> Your goal
Please set down, character for character, the part of the rows below that opens with the line containing "arrow-number: 1 (285, 112, 294, 126)" and closes with the line containing "minimize-button[interactable]: – (591, 3, 616, 20)", including both of those lines.

--- Start Data to use ---

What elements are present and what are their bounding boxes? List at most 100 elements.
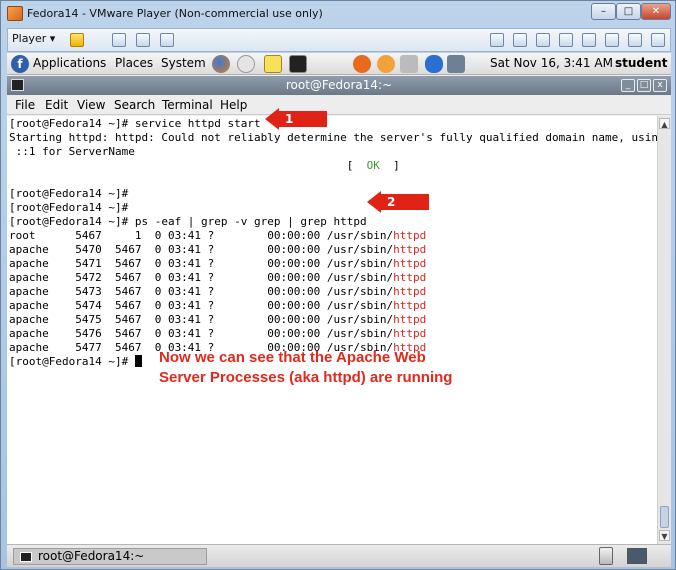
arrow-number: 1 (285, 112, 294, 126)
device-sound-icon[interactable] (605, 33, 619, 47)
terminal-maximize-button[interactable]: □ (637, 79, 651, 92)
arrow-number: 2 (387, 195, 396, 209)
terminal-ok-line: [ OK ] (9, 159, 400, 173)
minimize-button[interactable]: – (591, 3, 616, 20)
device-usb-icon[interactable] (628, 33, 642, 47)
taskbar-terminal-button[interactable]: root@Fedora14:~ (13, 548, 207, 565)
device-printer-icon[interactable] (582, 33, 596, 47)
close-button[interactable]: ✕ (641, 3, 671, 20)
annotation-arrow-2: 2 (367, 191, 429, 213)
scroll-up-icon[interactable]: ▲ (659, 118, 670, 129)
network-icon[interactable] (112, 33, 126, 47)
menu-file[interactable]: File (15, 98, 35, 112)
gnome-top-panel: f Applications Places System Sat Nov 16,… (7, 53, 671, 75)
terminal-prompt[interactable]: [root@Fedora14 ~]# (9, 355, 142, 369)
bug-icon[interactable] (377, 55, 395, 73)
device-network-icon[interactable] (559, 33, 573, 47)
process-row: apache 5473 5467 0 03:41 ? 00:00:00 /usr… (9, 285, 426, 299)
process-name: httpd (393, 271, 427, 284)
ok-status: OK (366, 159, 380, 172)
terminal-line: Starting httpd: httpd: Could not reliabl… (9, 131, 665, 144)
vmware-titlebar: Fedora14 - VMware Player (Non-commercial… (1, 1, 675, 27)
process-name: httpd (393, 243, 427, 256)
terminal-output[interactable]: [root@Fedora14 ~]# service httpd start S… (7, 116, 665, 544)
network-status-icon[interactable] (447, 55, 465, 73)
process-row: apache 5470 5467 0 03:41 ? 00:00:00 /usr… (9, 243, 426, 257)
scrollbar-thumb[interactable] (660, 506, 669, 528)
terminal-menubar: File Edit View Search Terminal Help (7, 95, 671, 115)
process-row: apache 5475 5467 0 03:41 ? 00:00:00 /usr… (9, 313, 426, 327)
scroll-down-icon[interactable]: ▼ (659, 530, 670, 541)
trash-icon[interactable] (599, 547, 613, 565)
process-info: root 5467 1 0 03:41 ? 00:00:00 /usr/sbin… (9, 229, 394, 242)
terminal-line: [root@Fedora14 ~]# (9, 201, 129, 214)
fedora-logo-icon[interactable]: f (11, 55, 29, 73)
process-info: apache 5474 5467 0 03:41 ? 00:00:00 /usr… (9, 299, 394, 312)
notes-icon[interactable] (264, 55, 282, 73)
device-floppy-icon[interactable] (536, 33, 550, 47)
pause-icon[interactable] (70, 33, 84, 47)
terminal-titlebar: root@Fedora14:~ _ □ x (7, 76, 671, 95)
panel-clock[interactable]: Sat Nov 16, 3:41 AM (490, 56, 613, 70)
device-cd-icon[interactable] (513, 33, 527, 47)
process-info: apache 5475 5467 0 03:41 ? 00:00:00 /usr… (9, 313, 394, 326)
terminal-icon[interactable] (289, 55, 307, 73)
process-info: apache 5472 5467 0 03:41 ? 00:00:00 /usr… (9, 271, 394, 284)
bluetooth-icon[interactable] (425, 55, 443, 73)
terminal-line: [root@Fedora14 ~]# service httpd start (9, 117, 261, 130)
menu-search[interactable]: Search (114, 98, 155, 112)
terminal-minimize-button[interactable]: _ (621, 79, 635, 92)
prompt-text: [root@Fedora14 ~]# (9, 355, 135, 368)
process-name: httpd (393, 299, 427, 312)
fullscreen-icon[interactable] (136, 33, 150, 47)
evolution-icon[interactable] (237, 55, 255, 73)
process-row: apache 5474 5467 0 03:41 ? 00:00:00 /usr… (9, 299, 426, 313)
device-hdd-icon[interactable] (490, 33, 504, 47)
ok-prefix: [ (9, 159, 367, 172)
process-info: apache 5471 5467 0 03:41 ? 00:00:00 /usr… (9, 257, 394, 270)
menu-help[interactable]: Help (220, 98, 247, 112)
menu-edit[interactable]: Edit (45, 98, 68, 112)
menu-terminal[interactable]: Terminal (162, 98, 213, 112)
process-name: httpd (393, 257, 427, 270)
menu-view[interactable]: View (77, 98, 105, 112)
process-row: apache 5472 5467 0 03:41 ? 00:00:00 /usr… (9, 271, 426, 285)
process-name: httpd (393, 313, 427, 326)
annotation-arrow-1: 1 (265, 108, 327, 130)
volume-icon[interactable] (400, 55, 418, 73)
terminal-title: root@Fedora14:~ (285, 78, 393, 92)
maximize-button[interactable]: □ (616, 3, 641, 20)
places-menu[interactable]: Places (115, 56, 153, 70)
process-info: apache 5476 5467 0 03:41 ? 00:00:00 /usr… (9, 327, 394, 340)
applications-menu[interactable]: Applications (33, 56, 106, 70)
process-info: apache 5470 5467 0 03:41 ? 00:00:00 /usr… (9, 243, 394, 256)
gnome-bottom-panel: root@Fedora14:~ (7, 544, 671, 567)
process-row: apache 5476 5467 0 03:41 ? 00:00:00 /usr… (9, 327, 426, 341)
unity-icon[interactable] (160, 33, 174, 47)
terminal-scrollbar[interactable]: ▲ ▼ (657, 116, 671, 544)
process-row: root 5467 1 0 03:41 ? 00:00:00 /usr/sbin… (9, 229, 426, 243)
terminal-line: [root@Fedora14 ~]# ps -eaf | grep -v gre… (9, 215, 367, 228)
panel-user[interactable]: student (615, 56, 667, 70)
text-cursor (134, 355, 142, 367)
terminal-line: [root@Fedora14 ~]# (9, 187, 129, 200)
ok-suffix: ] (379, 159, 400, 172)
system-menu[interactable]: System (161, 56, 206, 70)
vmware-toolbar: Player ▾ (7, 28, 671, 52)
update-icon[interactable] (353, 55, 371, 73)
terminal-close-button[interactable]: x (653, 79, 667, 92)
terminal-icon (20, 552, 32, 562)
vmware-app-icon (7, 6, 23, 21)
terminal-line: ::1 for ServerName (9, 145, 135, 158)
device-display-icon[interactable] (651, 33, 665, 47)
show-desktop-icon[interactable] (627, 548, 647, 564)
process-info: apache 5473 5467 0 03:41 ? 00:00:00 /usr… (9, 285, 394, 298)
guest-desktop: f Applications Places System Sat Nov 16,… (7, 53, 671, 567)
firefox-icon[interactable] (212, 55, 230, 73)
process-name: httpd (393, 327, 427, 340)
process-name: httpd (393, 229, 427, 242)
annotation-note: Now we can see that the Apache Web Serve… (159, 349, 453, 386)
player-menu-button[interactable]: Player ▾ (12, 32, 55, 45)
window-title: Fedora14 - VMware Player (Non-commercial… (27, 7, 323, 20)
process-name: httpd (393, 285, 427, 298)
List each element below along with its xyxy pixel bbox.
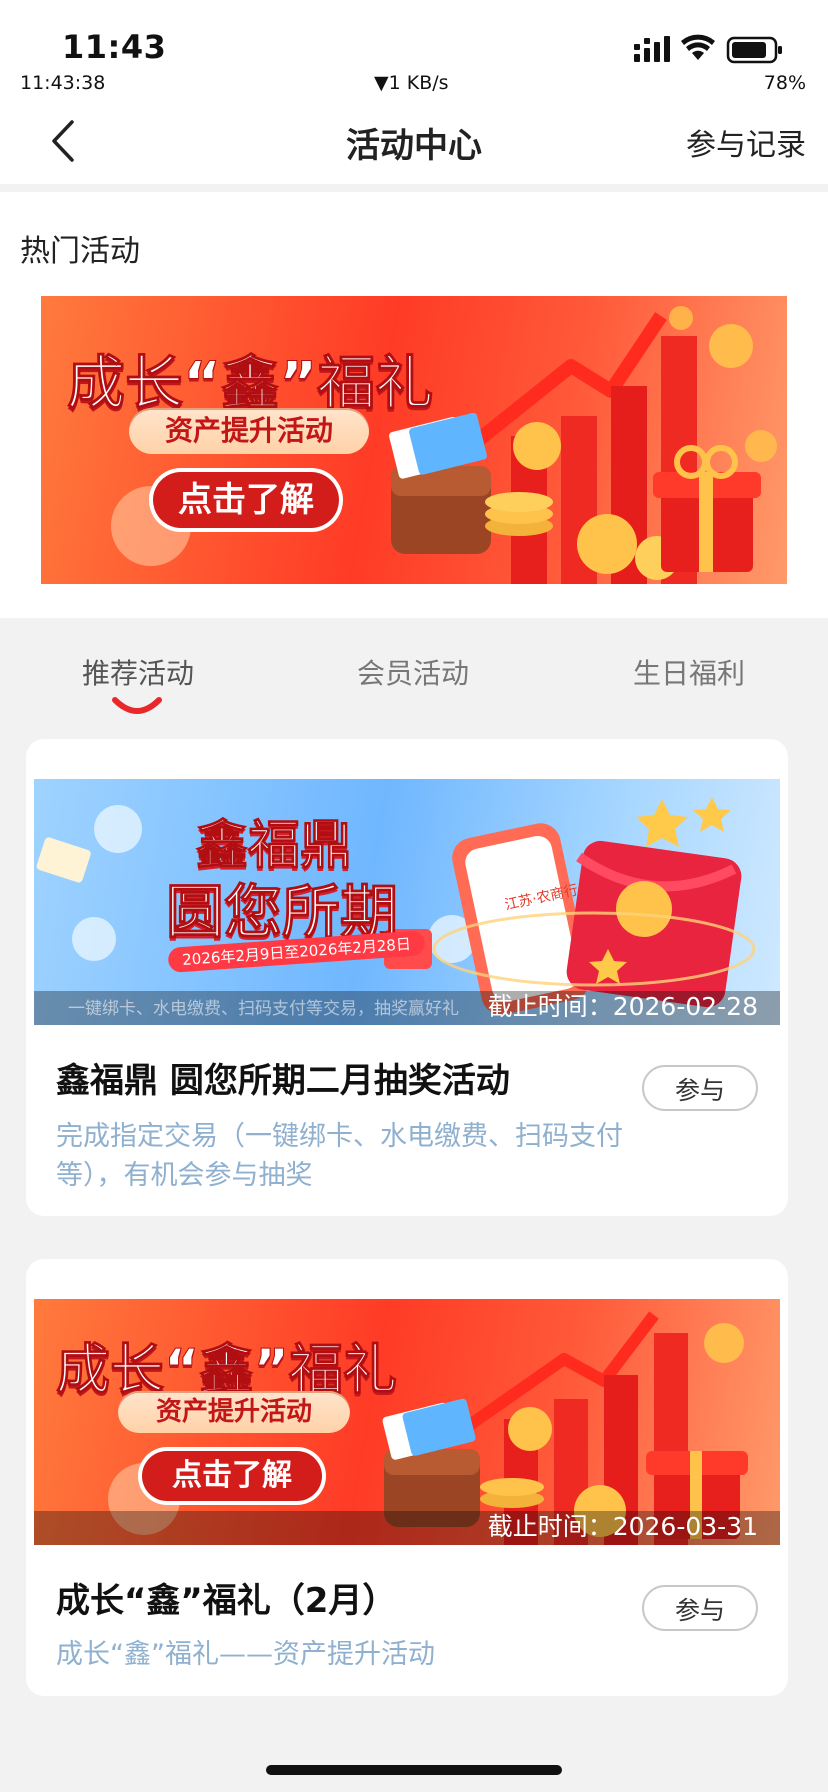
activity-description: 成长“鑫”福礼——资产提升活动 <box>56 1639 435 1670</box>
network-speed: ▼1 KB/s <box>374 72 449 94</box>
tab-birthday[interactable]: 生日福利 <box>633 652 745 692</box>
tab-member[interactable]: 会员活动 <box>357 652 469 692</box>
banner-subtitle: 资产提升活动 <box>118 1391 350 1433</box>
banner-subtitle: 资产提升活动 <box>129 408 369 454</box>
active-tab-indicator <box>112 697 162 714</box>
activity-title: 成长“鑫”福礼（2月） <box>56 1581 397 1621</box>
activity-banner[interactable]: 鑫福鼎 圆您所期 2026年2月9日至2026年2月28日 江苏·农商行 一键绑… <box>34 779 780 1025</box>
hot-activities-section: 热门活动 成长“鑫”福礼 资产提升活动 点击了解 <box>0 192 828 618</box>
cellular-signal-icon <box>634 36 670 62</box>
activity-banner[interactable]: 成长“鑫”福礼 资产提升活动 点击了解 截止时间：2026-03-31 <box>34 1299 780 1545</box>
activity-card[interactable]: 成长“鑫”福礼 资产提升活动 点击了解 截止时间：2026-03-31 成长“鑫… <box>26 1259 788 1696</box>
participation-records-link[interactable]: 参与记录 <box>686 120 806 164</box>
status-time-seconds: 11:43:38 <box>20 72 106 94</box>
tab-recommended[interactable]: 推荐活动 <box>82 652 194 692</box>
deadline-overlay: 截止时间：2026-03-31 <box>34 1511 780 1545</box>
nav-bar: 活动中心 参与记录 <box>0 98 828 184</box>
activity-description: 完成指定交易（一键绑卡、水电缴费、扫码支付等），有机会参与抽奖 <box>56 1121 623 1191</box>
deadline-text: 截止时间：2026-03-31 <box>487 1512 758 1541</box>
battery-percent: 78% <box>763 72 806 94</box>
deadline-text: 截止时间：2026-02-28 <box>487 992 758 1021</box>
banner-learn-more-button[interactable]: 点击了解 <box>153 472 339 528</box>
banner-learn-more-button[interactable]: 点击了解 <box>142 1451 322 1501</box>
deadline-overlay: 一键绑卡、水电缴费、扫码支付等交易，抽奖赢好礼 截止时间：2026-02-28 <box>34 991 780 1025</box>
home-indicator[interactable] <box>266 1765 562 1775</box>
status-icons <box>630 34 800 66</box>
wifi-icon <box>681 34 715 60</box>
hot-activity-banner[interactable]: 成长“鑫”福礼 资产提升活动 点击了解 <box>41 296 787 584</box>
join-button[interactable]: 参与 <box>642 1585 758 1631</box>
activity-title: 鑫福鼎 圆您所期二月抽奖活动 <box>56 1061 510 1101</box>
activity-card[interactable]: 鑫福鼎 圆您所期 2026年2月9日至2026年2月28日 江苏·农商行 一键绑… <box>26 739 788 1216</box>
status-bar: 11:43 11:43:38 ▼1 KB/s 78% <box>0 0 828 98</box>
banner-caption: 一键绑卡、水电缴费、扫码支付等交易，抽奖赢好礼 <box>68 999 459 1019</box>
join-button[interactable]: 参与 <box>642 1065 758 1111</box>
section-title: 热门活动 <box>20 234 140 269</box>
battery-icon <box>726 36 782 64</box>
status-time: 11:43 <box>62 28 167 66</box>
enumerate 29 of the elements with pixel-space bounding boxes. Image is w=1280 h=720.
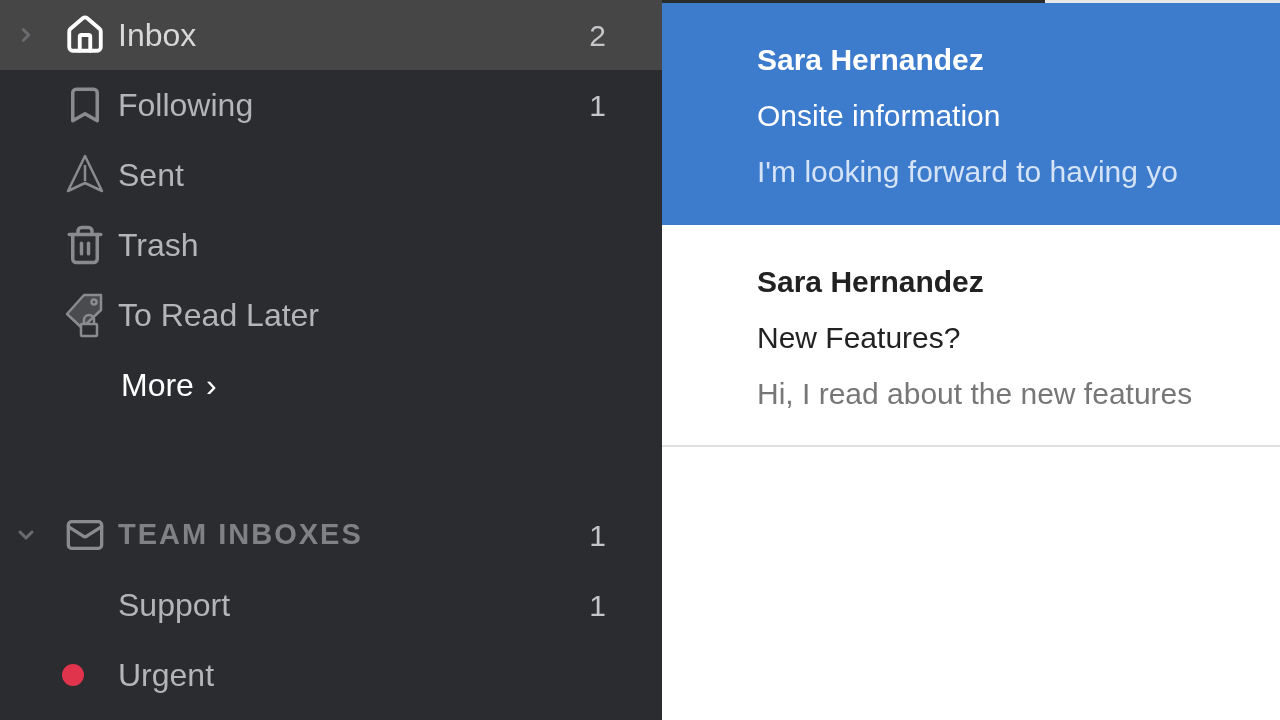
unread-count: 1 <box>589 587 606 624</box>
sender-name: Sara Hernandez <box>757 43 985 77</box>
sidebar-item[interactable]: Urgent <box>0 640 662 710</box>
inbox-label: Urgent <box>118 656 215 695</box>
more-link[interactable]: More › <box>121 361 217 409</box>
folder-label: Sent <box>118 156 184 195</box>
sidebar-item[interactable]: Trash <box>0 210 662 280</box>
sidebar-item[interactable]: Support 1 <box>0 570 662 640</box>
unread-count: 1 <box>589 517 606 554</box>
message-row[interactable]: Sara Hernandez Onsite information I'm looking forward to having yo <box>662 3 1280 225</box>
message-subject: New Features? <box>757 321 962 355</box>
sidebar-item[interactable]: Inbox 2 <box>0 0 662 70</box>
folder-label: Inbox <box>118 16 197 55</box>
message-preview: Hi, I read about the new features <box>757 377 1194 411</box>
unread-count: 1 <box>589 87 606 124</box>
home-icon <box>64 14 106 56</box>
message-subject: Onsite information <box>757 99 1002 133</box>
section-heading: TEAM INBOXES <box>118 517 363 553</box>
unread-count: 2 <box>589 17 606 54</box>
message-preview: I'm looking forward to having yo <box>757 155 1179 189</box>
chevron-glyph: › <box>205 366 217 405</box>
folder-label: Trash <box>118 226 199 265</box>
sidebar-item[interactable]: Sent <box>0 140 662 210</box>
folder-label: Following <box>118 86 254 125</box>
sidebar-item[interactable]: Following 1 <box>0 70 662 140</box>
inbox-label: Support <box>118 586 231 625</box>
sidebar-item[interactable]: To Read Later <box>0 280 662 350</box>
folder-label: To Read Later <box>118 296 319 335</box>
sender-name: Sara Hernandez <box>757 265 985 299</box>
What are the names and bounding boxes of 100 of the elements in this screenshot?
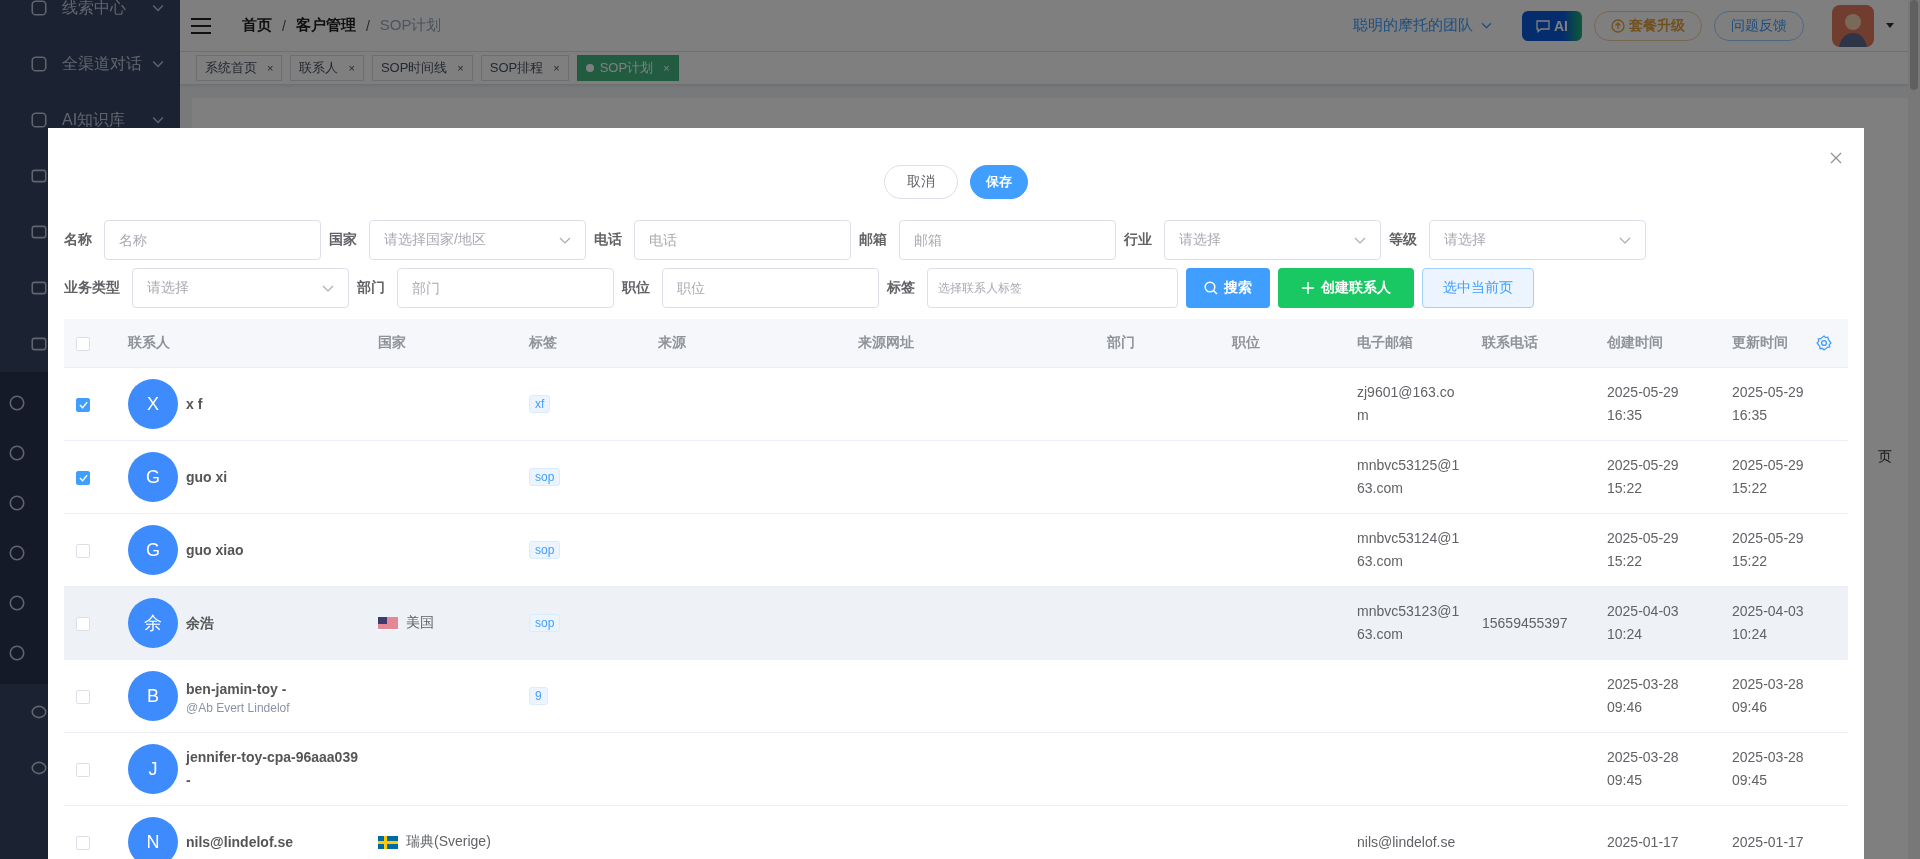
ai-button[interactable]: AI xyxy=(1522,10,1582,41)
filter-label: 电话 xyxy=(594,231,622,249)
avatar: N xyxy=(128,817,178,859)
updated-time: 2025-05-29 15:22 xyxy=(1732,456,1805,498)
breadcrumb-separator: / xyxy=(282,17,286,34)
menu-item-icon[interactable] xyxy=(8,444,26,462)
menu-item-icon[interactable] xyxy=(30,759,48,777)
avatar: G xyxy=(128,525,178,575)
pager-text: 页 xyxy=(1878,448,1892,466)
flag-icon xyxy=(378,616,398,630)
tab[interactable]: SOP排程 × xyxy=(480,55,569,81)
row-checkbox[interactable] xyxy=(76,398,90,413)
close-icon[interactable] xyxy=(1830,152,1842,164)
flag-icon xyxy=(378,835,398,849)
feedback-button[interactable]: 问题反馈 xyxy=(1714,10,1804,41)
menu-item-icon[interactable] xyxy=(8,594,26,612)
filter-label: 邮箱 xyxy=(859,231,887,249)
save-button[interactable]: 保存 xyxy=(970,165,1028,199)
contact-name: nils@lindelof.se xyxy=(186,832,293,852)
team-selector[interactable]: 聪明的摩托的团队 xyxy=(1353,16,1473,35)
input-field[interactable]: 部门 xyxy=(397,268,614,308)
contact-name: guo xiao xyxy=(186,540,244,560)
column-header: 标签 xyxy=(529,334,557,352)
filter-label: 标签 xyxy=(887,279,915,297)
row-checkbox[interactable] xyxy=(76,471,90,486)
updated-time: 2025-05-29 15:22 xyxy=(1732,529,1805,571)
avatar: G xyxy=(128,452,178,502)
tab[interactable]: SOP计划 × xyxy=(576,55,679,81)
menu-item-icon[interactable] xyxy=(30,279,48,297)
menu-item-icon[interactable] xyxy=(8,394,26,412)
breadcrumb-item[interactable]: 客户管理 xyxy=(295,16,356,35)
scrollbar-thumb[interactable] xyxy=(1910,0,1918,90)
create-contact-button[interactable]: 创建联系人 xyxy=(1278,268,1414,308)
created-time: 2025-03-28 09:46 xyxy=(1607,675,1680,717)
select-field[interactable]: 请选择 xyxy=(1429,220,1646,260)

--- End Data to use ---

> Final result
arrow-number: 1 (285, 112, 294, 126)
device-sound-icon[interactable] (605, 33, 619, 47)
terminal-maximize-button[interactable]: □ (637, 79, 651, 92)
arrow-number: 2 (387, 195, 396, 209)
terminal-ok-line: [ OK ] (9, 159, 400, 173)
minimize-button[interactable]: – (591, 3, 616, 20)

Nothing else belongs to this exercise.